» **Problem description**: Transcribe the data that follows precisely, omitting nothing.

--- Dataset extract ---

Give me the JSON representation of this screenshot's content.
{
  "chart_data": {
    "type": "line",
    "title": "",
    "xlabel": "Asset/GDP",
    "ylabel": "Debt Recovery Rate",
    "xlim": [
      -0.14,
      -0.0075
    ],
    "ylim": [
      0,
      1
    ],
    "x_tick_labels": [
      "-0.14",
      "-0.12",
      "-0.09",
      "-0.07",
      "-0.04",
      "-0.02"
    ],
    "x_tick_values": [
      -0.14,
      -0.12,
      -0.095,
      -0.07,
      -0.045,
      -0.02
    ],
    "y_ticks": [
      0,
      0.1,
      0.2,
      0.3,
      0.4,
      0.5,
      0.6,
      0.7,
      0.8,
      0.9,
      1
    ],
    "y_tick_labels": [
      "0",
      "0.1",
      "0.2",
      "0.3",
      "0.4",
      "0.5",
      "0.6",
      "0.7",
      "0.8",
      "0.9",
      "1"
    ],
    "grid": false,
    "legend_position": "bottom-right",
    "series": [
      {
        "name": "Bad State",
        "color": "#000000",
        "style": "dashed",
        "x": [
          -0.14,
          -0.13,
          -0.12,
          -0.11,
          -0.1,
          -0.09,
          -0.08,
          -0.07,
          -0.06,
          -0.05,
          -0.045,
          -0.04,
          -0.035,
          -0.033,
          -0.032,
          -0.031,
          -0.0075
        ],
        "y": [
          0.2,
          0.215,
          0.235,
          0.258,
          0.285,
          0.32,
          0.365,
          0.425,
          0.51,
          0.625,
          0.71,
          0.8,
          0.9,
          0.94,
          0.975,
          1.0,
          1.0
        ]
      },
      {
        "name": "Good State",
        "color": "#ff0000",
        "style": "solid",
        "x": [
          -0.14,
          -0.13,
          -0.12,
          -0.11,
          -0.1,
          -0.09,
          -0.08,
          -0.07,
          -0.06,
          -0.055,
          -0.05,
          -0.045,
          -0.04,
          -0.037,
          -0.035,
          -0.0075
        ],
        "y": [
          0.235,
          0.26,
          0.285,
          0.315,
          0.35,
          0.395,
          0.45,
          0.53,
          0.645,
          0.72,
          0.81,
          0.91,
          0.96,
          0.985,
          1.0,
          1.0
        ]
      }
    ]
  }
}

---

» **Solution to this exercise**:
Give me the JSON representation of this screenshot's content.
{
  "chart_data": {
    "type": "line",
    "title": "",
    "xlabel": "Asset/GDP",
    "ylabel": "Debt Recovery Rate",
    "xlim": [
      -0.14,
      -0.0075
    ],
    "ylim": [
      0,
      1
    ],
    "x_tick_labels": [
      "-0.14",
      "-0.12",
      "-0.09",
      "-0.07",
      "-0.04",
      "-0.02"
    ],
    "x_tick_values": [
      -0.14,
      -0.12,
      -0.095,
      -0.07,
      -0.045,
      -0.02
    ],
    "y_ticks": [
      0,
      0.1,
      0.2,
      0.3,
      0.4,
      0.5,
      0.6,
      0.7,
      0.8,
      0.9,
      1
    ],
    "y_tick_labels": [
      "0",
      "0.1",
      "0.2",
      "0.3",
      "0.4",
      "0.5",
      "0.6",
      "0.7",
      "0.8",
      "0.9",
      "1"
    ],
    "grid": false,
    "legend_position": "bottom-right",
    "series": [
      {
        "name": "Bad State",
        "color": "#000000",
        "style": "dashed",
        "x": [
          -0.14,
          -0.13,
          -0.12,
          -0.11,
          -0.1,
          -0.09,
          -0.08,
          -0.07,
          -0.06,
          -0.05,
          -0.045,
          -0.04,
          -0.035,
          -0.033,
          -0.032,
          -0.031,
          -0.0075
        ],
        "y": [
          0.2,
          0.215,
          0.235,
          0.258,
          0.285,
          0.32,
          0.365,
          0.425,
          0.51,
          0.625,
          0.71,
          0.8,
          0.9,
          0.94,
          0.975,
          1.0,
          1.0
        ]
      },
      {
        "name": "Good State",
        "color": "#ff0000",
        "style": "solid",
        "x": [
          -0.14,
          -0.13,
          -0.12,
          -0.11,
          -0.1,
          -0.09,
          -0.08,
          -0.07,
          -0.06,
          -0.055,
          -0.05,
          -0.045,
          -0.04,
          -0.037,
          -0.035,
          -0.0075
        ],
        "y": [
          0.235,
          0.26,
          0.285,
          0.315,
          0.35,
          0.395,
          0.45,
          0.53,
          0.645,
          0.72,
          0.81,
          0.91,
          0.96,
          0.985,
          1.0,
          1.0
        ]
      }
    ]
  }
}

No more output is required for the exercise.